**Exercise description**
Reproduce the text on the early growth of business computing in full, word for word.

I’ve been in IT for a long time - perhaps you have too. In the late 80’s, when this industry was in its infancy, there were mainframes, minis, PCs and ATs. Forget laptops–they didn’t exist and these new desktop computers (PCs and ATs) were (in my opinion) the first models which could realistically handle business functions.
As time went on, we saw the value in sharing the data we were working with, thus the concept of File Servers and Networking developed. Along came the internet and we had access to a world-full of information. We could share information with other companies and access their information too, faster than ever before. Instead of measuring data amounts in MB, we now measure it in GB and TB. Instead of waiting a couple of days for snail mail, we now are impatient if we don’t receive information in an hour. Waiting 30 seconds for a program to load is intolerable!
When this industry began, companies knew they would have to invest in an IT infrastructure and that it would be expensive. A normal life span for that File Server or desktop computer was typically 5-7 years: the OS wasn’t frequently coming out with new (required) updated versions and any hardware issues were affordably fixed. Machines got faster and more sophisticated. Software allowed us to work more productively. The price of hardware dropped. We began accessing large volumes of information faster than ever before.

[Recorded data]
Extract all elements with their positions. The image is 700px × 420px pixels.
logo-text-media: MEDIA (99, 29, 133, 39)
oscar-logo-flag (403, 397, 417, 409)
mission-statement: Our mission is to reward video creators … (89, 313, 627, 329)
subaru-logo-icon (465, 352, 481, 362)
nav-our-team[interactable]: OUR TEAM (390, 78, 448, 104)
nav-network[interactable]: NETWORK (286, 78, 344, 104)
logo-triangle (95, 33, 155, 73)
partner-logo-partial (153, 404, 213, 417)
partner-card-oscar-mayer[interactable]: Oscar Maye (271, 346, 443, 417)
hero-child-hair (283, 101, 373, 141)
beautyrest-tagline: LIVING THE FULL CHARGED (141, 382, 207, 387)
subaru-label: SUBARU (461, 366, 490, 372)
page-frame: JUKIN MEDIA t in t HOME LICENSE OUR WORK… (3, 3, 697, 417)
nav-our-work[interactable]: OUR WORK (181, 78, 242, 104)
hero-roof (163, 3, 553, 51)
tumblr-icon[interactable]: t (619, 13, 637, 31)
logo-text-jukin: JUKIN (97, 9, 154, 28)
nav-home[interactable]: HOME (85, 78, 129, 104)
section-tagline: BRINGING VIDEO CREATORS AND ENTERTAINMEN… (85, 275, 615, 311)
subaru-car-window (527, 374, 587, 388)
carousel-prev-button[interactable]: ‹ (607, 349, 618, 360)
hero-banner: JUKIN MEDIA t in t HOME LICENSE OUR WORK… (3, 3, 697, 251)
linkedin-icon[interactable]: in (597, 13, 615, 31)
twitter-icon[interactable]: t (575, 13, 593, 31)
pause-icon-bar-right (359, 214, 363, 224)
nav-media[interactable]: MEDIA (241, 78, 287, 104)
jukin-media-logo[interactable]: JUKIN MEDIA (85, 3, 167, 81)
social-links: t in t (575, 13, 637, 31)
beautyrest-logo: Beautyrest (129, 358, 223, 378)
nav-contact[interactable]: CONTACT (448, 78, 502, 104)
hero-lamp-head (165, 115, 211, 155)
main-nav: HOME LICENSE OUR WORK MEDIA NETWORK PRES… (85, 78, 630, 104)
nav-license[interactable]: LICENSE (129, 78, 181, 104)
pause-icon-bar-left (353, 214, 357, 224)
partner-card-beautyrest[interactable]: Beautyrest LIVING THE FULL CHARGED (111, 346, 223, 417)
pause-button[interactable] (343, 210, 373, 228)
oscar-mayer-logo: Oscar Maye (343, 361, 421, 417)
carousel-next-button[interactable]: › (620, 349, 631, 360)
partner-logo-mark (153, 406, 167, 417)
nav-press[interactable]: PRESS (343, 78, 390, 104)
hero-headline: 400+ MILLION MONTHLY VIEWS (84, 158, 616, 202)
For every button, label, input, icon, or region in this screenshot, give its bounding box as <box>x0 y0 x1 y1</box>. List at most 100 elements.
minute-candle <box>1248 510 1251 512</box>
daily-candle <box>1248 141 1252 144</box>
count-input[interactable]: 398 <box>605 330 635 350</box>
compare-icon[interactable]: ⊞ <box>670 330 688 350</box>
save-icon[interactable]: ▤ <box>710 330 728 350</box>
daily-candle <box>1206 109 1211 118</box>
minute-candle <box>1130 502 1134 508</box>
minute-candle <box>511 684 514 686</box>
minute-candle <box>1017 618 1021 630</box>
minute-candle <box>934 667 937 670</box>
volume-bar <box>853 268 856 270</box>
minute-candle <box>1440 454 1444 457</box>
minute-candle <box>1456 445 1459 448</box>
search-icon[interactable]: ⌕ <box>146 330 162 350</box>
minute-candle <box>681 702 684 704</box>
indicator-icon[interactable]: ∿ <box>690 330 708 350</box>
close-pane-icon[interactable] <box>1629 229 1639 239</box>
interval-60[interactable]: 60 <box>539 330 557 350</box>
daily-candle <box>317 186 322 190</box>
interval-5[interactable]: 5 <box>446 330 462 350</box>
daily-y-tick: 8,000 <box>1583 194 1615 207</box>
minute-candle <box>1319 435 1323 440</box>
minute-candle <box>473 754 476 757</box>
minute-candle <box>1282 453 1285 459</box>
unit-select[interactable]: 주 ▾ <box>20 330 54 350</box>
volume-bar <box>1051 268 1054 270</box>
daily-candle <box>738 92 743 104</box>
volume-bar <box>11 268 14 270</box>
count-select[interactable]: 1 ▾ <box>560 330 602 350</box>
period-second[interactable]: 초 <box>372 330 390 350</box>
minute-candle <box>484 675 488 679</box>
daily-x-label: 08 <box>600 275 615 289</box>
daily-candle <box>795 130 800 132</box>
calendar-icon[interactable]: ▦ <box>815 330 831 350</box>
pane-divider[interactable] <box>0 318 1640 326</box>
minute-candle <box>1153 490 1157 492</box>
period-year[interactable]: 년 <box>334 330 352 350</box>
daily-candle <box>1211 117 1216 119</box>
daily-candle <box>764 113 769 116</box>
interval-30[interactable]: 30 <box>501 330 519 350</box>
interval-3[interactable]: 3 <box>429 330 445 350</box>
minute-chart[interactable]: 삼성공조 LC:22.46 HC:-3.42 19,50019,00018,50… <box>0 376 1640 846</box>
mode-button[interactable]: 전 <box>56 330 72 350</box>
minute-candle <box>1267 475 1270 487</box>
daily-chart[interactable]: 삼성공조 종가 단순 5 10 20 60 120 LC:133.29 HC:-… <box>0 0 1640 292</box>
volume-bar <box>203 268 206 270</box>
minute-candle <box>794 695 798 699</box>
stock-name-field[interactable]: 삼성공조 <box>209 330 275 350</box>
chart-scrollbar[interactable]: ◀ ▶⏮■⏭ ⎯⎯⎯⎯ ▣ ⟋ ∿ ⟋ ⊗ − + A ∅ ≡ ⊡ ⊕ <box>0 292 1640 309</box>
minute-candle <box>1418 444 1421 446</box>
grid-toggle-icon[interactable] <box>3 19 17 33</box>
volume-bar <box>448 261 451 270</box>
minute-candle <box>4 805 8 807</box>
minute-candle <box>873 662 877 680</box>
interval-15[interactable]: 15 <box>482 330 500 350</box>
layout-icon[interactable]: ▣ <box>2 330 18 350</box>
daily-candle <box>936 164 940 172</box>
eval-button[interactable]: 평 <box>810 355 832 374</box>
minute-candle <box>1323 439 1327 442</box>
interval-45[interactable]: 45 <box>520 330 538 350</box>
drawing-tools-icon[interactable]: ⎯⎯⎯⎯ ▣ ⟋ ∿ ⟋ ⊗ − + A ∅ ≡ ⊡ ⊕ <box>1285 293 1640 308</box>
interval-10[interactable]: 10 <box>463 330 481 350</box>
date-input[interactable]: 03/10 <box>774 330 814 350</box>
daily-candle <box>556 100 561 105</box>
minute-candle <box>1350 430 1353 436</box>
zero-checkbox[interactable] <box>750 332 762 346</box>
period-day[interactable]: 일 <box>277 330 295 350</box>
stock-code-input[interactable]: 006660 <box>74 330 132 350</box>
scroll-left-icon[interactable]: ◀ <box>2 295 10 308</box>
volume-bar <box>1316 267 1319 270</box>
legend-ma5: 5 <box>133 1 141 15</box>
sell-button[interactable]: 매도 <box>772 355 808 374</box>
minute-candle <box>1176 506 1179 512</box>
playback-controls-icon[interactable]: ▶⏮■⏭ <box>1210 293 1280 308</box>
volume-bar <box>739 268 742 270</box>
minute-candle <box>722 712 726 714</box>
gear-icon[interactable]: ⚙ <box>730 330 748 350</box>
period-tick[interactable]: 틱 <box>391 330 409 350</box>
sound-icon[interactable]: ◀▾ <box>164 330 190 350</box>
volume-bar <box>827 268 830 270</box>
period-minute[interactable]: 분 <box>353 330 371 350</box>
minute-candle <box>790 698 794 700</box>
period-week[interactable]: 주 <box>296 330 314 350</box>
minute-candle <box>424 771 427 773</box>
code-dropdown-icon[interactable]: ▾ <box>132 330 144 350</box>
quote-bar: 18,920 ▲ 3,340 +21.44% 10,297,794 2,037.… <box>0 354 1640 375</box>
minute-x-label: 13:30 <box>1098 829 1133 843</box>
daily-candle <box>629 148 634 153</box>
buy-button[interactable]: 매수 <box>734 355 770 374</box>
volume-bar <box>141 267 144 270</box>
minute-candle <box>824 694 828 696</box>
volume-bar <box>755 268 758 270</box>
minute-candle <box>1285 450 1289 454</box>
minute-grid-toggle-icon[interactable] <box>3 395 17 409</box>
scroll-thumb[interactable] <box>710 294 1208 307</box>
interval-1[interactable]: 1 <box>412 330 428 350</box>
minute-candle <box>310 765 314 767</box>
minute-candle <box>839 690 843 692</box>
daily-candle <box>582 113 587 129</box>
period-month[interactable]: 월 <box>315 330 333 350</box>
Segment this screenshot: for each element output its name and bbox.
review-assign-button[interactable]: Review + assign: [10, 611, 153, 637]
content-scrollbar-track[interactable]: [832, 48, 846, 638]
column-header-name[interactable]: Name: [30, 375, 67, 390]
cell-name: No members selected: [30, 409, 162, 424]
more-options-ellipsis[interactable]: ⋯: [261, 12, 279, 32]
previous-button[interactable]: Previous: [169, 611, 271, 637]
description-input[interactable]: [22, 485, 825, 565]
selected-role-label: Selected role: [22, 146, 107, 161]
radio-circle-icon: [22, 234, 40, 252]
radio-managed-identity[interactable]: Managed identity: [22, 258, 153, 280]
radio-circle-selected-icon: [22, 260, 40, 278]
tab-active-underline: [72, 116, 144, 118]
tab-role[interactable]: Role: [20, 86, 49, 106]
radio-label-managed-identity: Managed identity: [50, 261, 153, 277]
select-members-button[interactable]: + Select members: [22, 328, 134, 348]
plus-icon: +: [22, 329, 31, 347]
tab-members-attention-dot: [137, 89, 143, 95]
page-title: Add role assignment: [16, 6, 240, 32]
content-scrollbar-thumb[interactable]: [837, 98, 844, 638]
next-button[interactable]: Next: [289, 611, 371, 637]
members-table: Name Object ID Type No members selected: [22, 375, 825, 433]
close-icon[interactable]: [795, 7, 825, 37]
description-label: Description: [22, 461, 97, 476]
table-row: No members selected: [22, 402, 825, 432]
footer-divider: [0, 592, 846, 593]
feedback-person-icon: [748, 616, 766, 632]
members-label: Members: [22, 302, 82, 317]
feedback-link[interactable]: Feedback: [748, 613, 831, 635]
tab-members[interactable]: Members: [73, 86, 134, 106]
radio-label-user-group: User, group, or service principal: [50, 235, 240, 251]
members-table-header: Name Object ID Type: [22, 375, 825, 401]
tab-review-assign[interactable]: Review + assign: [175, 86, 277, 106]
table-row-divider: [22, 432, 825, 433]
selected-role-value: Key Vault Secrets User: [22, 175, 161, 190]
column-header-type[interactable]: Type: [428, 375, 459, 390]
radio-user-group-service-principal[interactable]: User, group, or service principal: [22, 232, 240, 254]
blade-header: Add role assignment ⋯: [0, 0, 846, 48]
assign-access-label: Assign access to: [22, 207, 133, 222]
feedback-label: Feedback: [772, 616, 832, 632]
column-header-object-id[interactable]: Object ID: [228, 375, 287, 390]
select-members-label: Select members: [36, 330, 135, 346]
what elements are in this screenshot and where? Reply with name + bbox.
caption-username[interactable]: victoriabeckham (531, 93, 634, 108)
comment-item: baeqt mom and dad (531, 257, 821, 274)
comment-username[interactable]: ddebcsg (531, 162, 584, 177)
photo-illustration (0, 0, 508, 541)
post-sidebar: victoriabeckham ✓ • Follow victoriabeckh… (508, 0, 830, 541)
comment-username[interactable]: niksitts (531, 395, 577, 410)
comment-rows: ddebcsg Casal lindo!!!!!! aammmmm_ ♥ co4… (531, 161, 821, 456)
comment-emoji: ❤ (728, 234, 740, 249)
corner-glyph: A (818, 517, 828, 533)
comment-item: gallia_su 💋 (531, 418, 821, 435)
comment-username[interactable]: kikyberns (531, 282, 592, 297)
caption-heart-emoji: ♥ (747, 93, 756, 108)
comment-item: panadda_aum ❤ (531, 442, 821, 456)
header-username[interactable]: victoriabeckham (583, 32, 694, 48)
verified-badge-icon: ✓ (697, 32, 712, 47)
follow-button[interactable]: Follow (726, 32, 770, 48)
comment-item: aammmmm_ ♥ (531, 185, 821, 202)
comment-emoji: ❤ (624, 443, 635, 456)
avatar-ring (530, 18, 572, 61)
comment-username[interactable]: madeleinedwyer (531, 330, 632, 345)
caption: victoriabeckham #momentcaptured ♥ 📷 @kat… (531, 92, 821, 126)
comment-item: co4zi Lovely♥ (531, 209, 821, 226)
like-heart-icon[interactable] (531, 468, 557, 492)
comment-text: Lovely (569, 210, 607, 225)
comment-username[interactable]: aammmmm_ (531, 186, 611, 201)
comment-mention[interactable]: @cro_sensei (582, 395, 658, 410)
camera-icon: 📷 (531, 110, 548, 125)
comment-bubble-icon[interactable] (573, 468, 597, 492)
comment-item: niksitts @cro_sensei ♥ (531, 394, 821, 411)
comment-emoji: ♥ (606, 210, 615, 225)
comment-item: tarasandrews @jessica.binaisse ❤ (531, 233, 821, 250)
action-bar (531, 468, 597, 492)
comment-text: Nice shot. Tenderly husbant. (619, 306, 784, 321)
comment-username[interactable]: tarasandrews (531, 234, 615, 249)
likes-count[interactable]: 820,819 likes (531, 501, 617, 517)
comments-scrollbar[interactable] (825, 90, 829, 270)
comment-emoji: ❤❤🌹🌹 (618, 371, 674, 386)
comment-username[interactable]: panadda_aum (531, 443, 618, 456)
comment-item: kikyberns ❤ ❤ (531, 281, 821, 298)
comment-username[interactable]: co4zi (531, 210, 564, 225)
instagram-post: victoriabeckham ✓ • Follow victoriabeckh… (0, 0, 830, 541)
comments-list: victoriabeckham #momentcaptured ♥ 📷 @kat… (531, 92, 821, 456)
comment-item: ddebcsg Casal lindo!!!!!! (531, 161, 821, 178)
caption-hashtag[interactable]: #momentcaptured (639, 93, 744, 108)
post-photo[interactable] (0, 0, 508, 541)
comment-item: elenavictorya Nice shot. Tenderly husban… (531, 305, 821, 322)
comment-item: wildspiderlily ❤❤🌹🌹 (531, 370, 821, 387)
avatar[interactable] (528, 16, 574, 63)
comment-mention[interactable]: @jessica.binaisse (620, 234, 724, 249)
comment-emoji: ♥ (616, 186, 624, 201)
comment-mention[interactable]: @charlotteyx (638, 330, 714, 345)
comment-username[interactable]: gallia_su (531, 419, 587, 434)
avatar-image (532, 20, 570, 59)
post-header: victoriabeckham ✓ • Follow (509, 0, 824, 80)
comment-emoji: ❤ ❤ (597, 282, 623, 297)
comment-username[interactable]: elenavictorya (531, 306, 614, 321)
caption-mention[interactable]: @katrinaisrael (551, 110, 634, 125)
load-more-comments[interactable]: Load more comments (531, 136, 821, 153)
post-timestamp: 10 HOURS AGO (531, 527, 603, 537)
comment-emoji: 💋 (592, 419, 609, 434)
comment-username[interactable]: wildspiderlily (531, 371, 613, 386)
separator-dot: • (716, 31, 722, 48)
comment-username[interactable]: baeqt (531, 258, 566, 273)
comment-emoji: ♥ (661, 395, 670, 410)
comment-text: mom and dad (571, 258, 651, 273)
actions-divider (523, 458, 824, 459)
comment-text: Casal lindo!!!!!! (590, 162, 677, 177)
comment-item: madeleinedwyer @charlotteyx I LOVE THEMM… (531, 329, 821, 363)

**Response to the task**
I’ve been in IT for a long time - perhaps you have too. In the late 80’s, when this industry was in its infancy, there were mainframes, minis, PCs and ATs. Forget laptops–they didn’t exist and these new desktop computers (PCs and ATs) were (in my opinion) the first models which could realistically handle business functions.
As time went on, we saw the value in sharing the data we were working with, thus the concept of File Servers and Networking developed. Along came the internet and we had access to a world-full of information. We could share information with other companies and access their information too, faster than ever before. Instead of measuring data amounts in MB, we now measure it in GB and TB. Instead of waiting a couple of days for snail mail, we now are impatient if we don’t receive information in an hour. Waiting 30 seconds for a program to load is intolerable!
When this industry began, companies knew they would have to invest in an IT infrastructure and that it would be expensive. A normal life span for that File Server or desktop computer was typically 5-7 years: the OS wasn’t frequently coming out with new (required) updated versions and any hardware issues were affordably fixed. Machines got faster and more sophisticated. Software allowed us to work more productively. The price of hardware dropped. We began accessing large volumes of information faster than ever before.